— Task instructions —
Reproduce the text on Indiana's death penalty assessment verbatim, starting with "The assessment team, which" and going on through "prove their innocence.".

-- START OF Supplied passage --

The Indiana Death Penalty Assessment Team, under the auspices of the American Bar Association, has called for a halt to executions in the state because of concerns about the arbitrariness of the state’s death penalty. “The seemingly random process of charging decisions, plea agreements, and jury recommendations is just part of a death penalty system that has aptly been called Indiana’s ‘other lottery’,” the group noted in its report. The seven-member Indiana panel was organized by the ABA Death Penalty Moratorium Implementation Project, and it found that the state’s death penalty system is in compliance with only 10 of the 79 protocols that the ABA adopted in 2001 to better ensure that capital punishment is applied fairly.

The assessment team, which included former Indiana Governor Joe Kernan and other experts representing a variety of perspectives on the issue, concluded that Indiana’s death penalty system is broken. Among the group’s main concerns were racial disparities in the state’s capital sentencing system, the risks to innocent lives, and the lack of an independent authority to appoint defense attorneys in capital cases. To address these and other findings, the team issued 12 recommendations, such as banning the execution of those with mental illness, requiring law enforcement to record all interrogations, adopting tougher qualifications and monitoring procedures for attorneys in capital cases, and ensuring that those facing execution have adequate opportunities to prove their innocence.

-- END OF Supplied passage --
-- START OF Information supplied --

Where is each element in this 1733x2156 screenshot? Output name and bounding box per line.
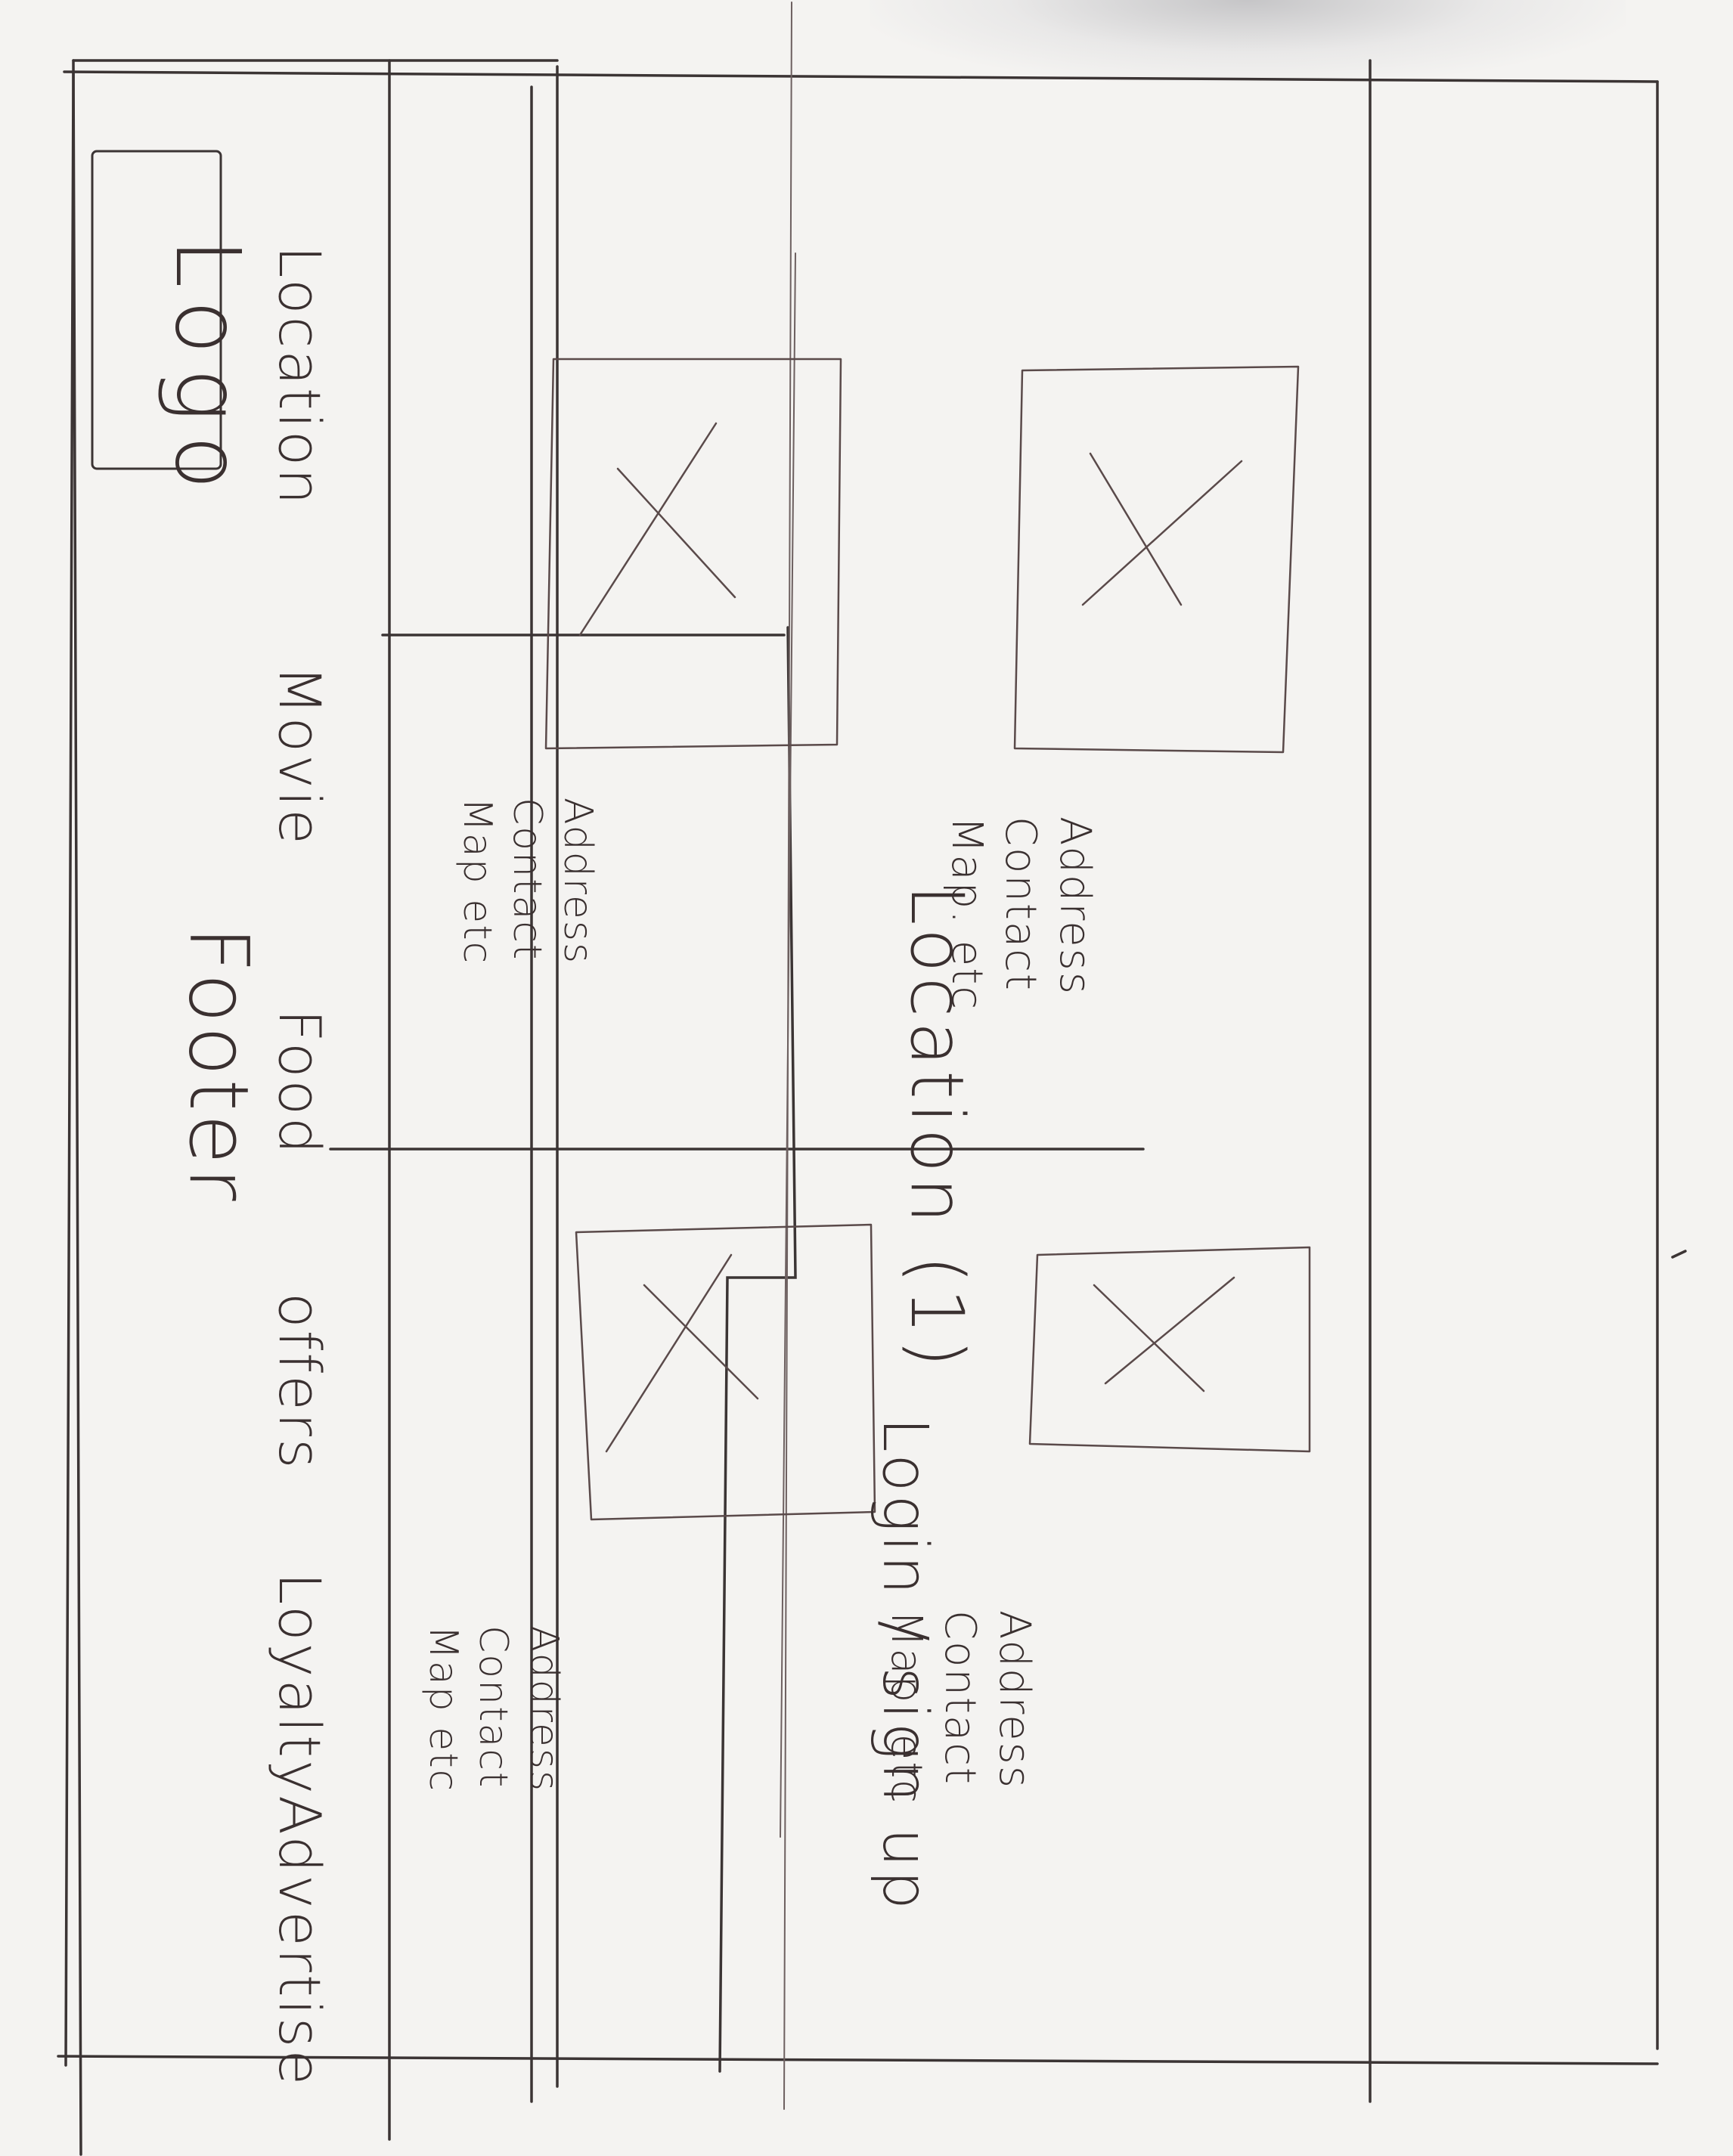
card-contact: Contact xyxy=(996,816,1046,992)
logo-box xyxy=(91,150,222,470)
header-top-border xyxy=(64,70,75,2067)
card-map: Map. etc xyxy=(941,816,991,1011)
image-placeholder-1 xyxy=(544,358,842,750)
image-placeholder-4 xyxy=(1028,1246,1311,1453)
card-map: Map etc xyxy=(454,798,500,965)
card-contact: Contact xyxy=(470,1625,516,1789)
paper-shadow xyxy=(870,0,1626,83)
card-map: Map etc xyxy=(420,1625,466,1793)
card-address: Address xyxy=(1050,816,1099,996)
nav-item-advertise[interactable]: Advertise xyxy=(266,1795,333,2088)
nav-item-location[interactable]: Location xyxy=(266,246,333,507)
outer-frame-left xyxy=(63,70,1659,83)
card-address: Address xyxy=(521,1625,566,1793)
footer-tick xyxy=(1671,1250,1687,1259)
grid-midline xyxy=(783,2,792,2110)
outer-frame-top xyxy=(72,59,82,2156)
image-placeholder-1-cross xyxy=(616,467,736,599)
card-info: Address Contact Map. etc xyxy=(939,816,1102,1011)
nav-item-offers[interactable]: offers xyxy=(266,1293,333,1471)
card-info: Address Contact Map etc xyxy=(451,798,603,965)
nav-item-movie[interactable]: Movie xyxy=(266,665,333,847)
image-placeholder-3 xyxy=(575,1223,876,1521)
nav-item-loyalty[interactable]: Loyalty xyxy=(266,1572,333,1796)
login-divider xyxy=(381,626,797,2073)
image-placeholder-2 xyxy=(1013,365,1300,754)
footer-label: Footer xyxy=(171,926,265,1204)
logo-label: Logo xyxy=(156,238,260,503)
card-map: Map. etc xyxy=(881,1610,931,1804)
card-info: Address Contact Map etc xyxy=(417,1625,569,1792)
card-contact: Contact xyxy=(504,798,550,962)
card-address: Address xyxy=(990,1610,1039,1790)
outer-frame-right xyxy=(57,2055,1659,2065)
nav-item-food[interactable]: Food xyxy=(266,1009,333,1157)
card-info: Address Contact Map. etc xyxy=(879,1610,1041,1804)
card-contact: Contact xyxy=(935,1610,985,1786)
card-address: Address xyxy=(555,798,600,965)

-- END OF Information supplied --

— Right answer —
The assessment team, which included former Indiana Governor Joe Kernan and other experts representing a variety of perspectives on the issue, concluded that Indiana’s death penalty system is broken. Among the group’s main concerns were racial disparities in the state’s capital sentencing system, the risks to innocent lives, and the lack of an independent authority to appoint defense attorneys in capital cases. To address these and other findings, the team issued 12 recommendations, such as banning the execution of those with mental illness, requiring law enforcement to record all interrogations, adopting tougher qualifications and monitoring procedures for attorneys in capital cases, and ensuring that those facing execution have adequate opportunities to prove their innocence.